THE EXERCISE: Render the lines from the first one through the line containing "y-axis-title: Proportion of", inclusive, as a JSON list of strings with one string per line, leaving out any blank lines.

SUPPLIED MATERIAL:
☆ ☆ ☆

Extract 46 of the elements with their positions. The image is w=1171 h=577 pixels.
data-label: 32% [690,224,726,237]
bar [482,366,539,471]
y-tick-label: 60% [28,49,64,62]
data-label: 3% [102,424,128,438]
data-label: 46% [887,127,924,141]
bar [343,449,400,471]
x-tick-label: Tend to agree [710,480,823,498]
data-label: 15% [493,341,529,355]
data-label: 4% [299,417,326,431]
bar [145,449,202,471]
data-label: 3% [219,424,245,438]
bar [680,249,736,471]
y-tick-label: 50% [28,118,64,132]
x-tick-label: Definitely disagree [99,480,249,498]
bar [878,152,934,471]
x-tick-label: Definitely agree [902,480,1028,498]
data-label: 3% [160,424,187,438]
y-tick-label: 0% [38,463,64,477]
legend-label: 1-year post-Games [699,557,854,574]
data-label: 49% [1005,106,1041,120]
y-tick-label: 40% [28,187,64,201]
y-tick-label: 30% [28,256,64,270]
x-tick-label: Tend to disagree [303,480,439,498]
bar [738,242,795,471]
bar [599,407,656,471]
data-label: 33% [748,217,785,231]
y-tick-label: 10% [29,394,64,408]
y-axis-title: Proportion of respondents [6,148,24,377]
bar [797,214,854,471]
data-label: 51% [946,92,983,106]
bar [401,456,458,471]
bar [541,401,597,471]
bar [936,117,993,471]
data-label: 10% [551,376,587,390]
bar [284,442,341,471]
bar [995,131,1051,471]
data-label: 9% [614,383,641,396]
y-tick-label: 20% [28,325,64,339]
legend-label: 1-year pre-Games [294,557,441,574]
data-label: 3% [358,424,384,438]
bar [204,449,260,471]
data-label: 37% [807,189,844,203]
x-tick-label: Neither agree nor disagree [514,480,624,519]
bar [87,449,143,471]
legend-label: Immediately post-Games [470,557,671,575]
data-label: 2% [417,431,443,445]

☆ ☆ ☆

WRITTEN ANSWER:
[
  "Extract 46 of the elements with their positions. The image is w=1171 h=577 pixels.",
  "data-label: 32% [690,224,726,237]",
  "bar [482,366,539,471]",
  "y-tick-label: 60% [28,49,64,62]",
  "data-label: 3% [102,424,128,438]",
  "data-label: 46% [887,127,924,141]",
  "bar [343,449,400,471]",
  "x-tick-label: Tend to agree [710,480,823,498]",
  "data-label: 15% [493,341,529,355]",
  "data-label: 4% [299,417,326,431]",
  "bar [145,449,202,471]",
  "data-label: 3% [219,424,245,438]",
  "bar [680,249,736,471]",
  "y-tick-label: 50% [28,118,64,132]",
  "x-tick-label: Definitely disagree [99,480,249,498]",
  "bar [878,152,934,471]",
  "x-tick-label: Definitely agree [902,480,1028,498]",
  "data-label: 3% [160,424,187,438]",
  "y-tick-label: 0% [38,463,64,477]",
  "legend-label: 1-year post-Games [699,557,854,574]",
  "data-label: 49% [1005,106,1041,120]",
  "y-tick-label: 40% [28,187,64,201]",
  "y-tick-label: 30% [28,256,64,270]",
  "x-tick-label: Tend to disagree [303,480,439,498]",
  "bar [738,242,795,471]",
  "bar [599,407,656,471]",
  "data-label: 33% [748,217,785,231]",
  "y-tick-label: 10% [29,394,64,408]",
  "y-axis-title: Proportion of respondents [6,148,24,377]"
]